§ Your task:
Go through the records below line by line. Count the lines with "this" and give the count alone.

§ Records to process:

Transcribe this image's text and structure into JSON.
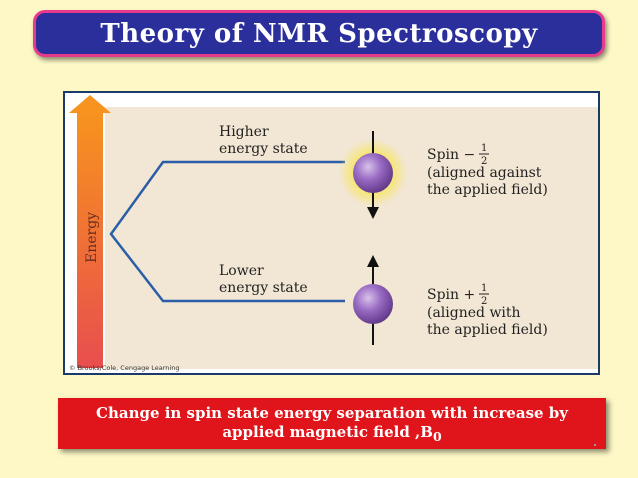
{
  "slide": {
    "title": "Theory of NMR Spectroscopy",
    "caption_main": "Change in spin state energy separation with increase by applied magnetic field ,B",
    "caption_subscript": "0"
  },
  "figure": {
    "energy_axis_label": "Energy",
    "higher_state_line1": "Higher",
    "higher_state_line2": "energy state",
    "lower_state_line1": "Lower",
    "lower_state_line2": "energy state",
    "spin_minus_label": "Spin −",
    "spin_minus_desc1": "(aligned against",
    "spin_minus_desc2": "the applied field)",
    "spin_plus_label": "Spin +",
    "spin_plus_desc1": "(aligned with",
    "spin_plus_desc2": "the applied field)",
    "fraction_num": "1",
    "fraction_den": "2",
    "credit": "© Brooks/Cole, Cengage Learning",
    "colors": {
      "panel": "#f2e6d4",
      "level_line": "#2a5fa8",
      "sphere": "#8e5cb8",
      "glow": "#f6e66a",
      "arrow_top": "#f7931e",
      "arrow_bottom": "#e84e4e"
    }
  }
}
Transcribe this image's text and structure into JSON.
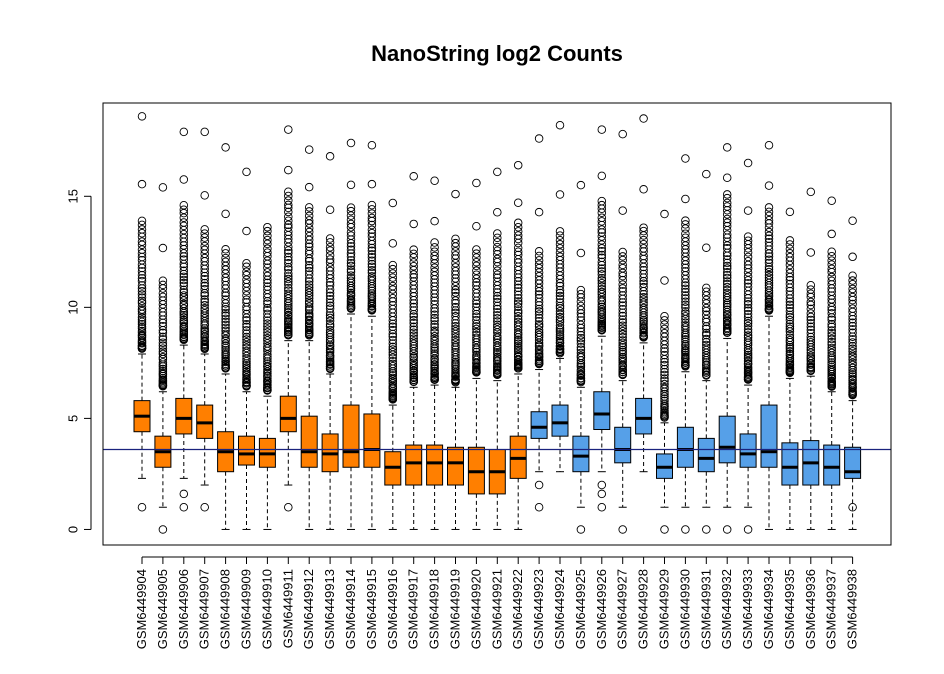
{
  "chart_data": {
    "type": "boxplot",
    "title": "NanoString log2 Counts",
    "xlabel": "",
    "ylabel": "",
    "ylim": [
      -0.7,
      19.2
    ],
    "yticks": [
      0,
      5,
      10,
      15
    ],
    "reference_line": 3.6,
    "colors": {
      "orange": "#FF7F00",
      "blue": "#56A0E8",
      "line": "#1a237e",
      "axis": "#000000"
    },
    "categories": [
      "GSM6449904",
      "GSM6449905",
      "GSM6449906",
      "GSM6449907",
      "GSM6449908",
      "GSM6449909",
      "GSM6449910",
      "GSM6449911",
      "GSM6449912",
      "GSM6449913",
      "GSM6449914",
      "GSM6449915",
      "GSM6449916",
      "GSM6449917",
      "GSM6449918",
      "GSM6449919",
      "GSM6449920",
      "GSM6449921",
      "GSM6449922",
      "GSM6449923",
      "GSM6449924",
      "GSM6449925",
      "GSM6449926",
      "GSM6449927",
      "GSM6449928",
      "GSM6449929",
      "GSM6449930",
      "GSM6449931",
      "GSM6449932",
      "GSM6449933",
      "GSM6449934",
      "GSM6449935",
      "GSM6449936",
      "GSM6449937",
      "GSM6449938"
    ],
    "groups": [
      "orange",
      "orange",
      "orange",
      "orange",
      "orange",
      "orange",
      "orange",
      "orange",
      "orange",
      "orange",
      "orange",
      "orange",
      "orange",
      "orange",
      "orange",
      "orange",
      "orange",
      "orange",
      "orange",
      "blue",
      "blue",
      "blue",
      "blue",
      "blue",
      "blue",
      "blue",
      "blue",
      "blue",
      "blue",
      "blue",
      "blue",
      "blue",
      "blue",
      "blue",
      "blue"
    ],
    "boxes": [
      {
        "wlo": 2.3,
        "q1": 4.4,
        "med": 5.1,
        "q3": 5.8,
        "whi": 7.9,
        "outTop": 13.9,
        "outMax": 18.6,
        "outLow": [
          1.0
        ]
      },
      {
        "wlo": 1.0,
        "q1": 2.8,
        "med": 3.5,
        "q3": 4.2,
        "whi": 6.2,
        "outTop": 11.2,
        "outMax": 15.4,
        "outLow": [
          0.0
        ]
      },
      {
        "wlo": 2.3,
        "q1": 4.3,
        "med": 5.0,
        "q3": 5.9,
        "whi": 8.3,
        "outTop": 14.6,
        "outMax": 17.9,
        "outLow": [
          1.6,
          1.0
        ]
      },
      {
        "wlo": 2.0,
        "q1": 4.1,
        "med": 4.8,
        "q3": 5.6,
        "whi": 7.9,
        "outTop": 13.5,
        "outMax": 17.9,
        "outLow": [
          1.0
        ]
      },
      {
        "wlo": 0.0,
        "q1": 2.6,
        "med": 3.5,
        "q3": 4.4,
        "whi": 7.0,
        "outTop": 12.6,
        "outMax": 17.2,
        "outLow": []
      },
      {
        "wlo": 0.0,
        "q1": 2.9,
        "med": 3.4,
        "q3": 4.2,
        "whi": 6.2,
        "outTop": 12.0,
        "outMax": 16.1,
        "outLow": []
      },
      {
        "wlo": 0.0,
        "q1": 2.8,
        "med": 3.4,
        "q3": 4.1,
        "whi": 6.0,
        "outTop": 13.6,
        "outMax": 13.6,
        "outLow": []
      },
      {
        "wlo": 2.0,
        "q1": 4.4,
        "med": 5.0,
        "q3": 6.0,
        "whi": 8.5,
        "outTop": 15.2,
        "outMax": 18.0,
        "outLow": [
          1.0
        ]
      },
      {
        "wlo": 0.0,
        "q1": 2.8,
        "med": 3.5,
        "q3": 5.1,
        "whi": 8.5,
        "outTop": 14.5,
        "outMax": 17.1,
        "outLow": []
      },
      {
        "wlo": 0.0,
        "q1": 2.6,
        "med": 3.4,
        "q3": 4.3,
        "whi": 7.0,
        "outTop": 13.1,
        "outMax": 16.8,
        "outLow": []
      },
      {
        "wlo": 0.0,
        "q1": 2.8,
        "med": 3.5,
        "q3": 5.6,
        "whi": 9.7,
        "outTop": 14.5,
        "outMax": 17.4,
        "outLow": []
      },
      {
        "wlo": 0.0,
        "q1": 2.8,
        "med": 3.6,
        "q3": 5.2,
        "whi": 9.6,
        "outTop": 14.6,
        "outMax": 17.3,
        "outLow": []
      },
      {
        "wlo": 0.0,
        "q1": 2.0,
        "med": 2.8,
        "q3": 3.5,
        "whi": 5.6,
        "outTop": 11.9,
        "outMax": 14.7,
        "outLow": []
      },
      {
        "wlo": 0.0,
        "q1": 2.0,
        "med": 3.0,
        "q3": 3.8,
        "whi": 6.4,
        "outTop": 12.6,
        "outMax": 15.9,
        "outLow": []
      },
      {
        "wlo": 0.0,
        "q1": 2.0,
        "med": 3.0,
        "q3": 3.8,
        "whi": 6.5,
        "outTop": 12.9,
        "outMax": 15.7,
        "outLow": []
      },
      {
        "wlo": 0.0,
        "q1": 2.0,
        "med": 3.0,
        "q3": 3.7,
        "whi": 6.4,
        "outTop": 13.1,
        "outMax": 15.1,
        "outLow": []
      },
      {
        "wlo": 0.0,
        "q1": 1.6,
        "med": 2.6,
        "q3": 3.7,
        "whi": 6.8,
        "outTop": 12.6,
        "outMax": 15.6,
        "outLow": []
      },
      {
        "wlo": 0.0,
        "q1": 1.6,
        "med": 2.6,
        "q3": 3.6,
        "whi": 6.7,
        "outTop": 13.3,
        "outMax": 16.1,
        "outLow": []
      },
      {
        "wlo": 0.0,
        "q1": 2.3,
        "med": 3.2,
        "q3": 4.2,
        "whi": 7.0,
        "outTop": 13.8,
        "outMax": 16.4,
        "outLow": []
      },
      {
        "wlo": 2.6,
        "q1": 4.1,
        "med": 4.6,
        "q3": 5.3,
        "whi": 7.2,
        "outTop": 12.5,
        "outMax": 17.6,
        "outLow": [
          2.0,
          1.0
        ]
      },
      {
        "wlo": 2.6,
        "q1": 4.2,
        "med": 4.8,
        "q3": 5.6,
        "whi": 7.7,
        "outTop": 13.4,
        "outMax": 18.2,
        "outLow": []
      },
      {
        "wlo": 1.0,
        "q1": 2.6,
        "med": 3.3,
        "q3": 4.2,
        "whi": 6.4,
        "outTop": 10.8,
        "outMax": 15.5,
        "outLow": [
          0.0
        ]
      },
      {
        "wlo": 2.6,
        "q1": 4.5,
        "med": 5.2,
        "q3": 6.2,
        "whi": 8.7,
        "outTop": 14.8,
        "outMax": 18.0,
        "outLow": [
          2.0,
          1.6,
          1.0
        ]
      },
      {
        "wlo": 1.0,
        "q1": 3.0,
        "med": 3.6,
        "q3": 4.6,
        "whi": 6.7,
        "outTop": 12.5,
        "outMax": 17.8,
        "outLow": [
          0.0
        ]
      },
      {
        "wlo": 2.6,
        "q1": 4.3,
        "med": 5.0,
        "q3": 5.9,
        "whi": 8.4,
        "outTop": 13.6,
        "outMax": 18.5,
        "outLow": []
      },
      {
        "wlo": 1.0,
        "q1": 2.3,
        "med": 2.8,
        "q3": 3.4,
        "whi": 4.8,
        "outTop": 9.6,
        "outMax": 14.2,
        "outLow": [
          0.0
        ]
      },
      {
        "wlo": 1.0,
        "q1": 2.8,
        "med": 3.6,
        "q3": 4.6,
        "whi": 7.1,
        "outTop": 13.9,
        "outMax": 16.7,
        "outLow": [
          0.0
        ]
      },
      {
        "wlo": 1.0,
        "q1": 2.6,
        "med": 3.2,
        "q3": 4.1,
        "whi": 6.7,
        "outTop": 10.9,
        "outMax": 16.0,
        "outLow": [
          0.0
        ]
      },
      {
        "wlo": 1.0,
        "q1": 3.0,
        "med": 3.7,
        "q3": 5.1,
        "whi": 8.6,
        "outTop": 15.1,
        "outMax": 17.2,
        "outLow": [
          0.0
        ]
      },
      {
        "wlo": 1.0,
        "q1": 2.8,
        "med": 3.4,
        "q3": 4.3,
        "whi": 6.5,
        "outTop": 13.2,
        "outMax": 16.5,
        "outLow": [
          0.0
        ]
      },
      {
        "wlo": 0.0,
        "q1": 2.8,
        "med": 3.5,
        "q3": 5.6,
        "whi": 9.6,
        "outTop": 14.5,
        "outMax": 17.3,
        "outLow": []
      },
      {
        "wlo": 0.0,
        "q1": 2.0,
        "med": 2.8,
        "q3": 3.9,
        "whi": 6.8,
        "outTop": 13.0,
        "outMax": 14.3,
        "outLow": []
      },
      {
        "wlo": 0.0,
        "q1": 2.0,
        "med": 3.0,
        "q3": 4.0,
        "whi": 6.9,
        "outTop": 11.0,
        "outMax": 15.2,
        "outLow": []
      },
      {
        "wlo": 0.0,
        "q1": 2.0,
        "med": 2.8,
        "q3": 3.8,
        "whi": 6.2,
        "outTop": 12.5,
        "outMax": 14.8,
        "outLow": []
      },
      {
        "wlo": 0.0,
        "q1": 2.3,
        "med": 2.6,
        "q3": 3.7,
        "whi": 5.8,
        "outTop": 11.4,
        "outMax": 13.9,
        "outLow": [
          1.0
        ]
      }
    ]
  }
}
--
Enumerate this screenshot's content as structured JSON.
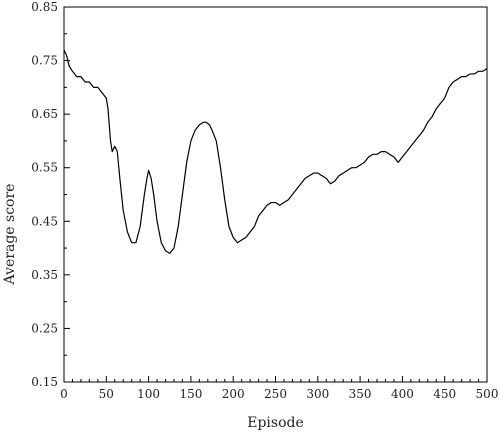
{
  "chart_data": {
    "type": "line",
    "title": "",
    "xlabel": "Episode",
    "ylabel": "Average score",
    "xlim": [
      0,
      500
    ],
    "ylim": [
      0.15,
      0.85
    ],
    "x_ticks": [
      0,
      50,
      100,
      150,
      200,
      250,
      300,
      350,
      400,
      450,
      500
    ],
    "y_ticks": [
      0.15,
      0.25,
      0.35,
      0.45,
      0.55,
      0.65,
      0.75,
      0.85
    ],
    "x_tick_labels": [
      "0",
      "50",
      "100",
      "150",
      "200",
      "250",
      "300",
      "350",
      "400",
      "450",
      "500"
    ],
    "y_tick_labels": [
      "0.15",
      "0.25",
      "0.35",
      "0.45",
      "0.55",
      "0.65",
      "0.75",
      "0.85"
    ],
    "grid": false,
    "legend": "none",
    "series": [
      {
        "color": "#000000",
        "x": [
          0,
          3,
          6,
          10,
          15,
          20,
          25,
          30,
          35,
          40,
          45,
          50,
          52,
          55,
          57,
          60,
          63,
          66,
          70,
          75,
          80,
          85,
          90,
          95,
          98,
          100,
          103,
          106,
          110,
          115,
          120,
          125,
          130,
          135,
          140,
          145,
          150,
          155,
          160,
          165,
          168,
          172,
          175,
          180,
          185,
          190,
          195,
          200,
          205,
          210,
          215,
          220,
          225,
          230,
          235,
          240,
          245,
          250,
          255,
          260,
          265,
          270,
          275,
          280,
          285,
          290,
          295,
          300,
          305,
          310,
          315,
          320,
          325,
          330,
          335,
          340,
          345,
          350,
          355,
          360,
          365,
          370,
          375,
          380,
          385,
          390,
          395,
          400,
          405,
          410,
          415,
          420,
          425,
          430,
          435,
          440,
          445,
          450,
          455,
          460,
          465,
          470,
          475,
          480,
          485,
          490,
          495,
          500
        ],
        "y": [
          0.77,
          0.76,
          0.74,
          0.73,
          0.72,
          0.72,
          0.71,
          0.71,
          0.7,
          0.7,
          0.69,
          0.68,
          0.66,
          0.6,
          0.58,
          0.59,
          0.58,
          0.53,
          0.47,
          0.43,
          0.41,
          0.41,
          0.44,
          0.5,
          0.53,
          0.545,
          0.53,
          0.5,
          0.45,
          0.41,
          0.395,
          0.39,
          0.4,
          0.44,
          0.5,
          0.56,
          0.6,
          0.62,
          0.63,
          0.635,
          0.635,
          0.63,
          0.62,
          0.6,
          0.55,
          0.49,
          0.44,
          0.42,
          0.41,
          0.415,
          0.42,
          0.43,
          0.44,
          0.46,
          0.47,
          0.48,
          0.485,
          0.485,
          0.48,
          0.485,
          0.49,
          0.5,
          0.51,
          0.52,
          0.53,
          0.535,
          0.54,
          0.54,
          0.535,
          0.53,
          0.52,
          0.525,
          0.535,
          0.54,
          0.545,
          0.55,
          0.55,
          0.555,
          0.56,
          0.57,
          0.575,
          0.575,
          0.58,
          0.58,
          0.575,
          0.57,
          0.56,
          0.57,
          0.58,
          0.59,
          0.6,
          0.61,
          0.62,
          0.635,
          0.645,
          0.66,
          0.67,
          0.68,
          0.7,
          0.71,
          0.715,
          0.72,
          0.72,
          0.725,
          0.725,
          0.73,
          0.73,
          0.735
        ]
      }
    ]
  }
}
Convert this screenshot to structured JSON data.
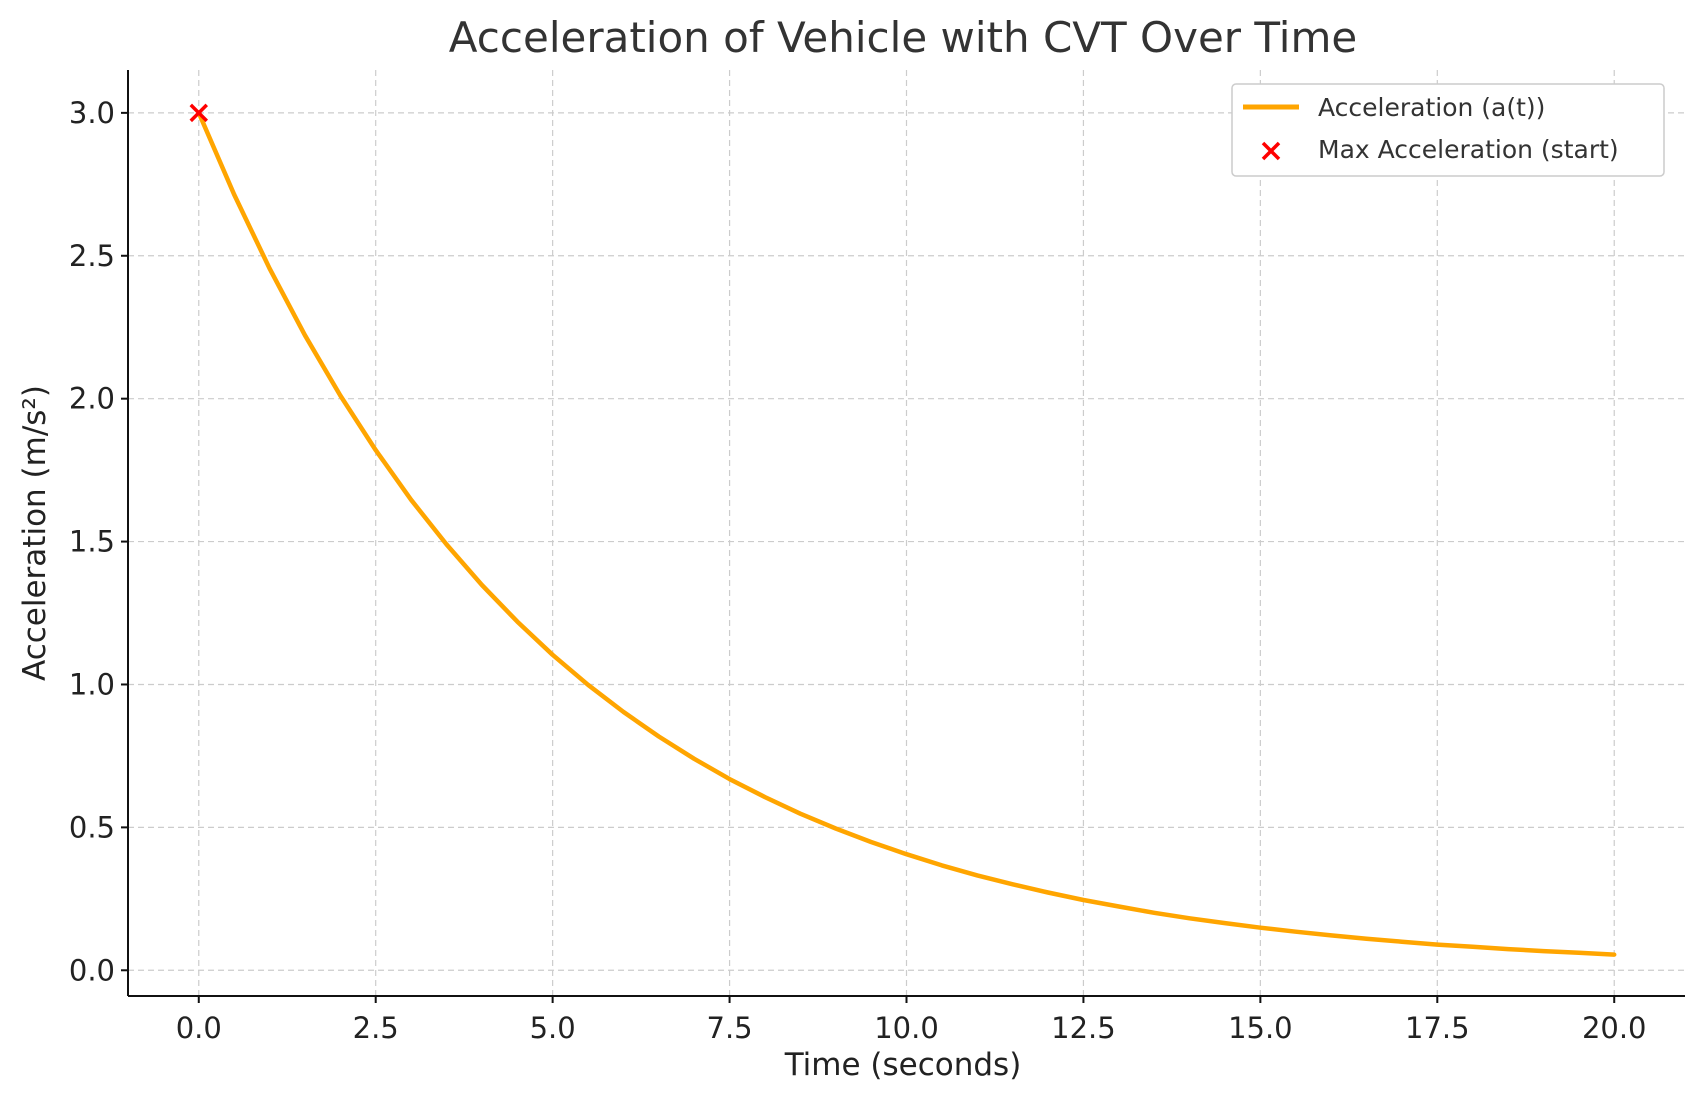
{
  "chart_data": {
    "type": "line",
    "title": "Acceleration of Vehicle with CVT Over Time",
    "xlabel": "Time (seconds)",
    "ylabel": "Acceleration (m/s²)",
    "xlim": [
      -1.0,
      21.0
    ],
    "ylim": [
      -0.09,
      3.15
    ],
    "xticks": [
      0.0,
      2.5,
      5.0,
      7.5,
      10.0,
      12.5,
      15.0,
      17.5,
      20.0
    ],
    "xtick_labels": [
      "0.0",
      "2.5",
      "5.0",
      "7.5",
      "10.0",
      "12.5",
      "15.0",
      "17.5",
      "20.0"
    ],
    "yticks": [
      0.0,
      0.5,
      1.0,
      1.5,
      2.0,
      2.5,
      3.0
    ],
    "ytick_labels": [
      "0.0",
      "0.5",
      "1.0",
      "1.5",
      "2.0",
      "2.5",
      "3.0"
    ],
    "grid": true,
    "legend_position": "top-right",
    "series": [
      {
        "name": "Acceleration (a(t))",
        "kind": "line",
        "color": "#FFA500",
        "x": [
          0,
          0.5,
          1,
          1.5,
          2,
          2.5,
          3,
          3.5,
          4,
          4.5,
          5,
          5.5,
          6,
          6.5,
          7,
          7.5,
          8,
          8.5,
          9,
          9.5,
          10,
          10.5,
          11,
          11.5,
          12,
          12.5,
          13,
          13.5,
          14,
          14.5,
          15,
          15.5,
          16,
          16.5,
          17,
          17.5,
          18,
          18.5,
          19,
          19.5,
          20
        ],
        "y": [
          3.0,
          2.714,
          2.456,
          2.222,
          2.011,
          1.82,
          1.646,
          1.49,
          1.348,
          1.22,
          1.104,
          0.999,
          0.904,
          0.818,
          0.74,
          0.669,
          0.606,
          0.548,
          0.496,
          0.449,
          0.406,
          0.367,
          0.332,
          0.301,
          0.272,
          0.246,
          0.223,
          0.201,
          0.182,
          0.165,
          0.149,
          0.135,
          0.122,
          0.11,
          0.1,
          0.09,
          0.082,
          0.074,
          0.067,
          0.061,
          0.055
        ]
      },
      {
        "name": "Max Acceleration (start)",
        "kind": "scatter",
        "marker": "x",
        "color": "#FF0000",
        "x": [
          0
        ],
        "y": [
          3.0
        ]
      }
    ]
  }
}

§ Written solution:
4